+++ EXCERPTED DATA

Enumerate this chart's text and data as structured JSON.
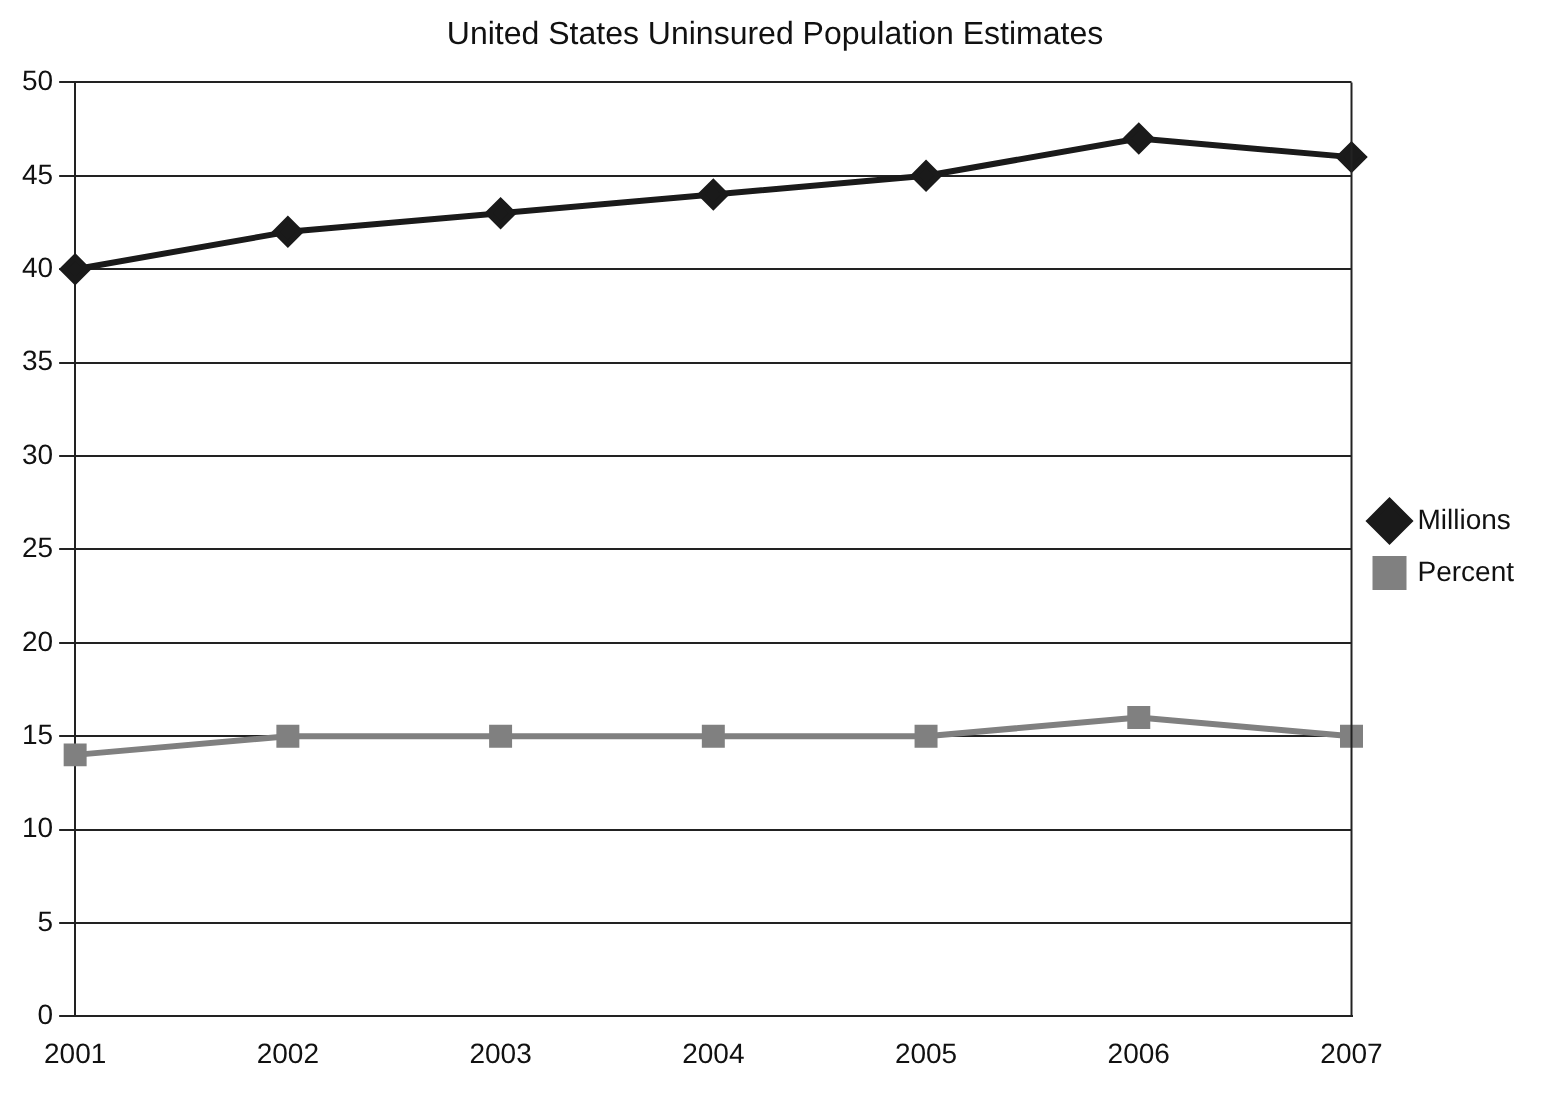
{
  "chart_data": {
    "type": "line",
    "title": "United States Uninsured Population Estimates",
    "categories": [
      "2001",
      "2002",
      "2003",
      "2004",
      "2005",
      "2006",
      "2007"
    ],
    "series": [
      {
        "name": "Millions",
        "color": "#1a1a1a",
        "marker": "diamond",
        "values": [
          40,
          42,
          43,
          44,
          45,
          47,
          46
        ]
      },
      {
        "name": "Percent",
        "color": "#808080",
        "marker": "square",
        "values": [
          14,
          15,
          15,
          15,
          15,
          16,
          15
        ]
      }
    ],
    "ylim": [
      0,
      50
    ],
    "yticks": [
      0,
      5,
      10,
      15,
      20,
      25,
      30,
      35,
      40,
      45,
      50
    ],
    "grid": "y",
    "legend": "right",
    "line_style": "solid"
  }
}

++++++

# YOUR INSTRUCTIONS:
Please set down each line of the data above exactly as written, without the pictures.

# PROBLEM SOLUTION:
Enumerate this chart's text and data as structured JSON.
{
  "chart_data": {
    "type": "line",
    "title": "United States Uninsured Population Estimates",
    "categories": [
      "2001",
      "2002",
      "2003",
      "2004",
      "2005",
      "2006",
      "2007"
    ],
    "series": [
      {
        "name": "Millions",
        "color": "#1a1a1a",
        "marker": "diamond",
        "values": [
          40,
          42,
          43,
          44,
          45,
          47,
          46
        ]
      },
      {
        "name": "Percent",
        "color": "#808080",
        "marker": "square",
        "values": [
          14,
          15,
          15,
          15,
          15,
          16,
          15
        ]
      }
    ],
    "ylim": [
      0,
      50
    ],
    "yticks": [
      0,
      5,
      10,
      15,
      20,
      25,
      30,
      35,
      40,
      45,
      50
    ],
    "grid": "y",
    "legend": "right",
    "line_style": "solid"
  }
}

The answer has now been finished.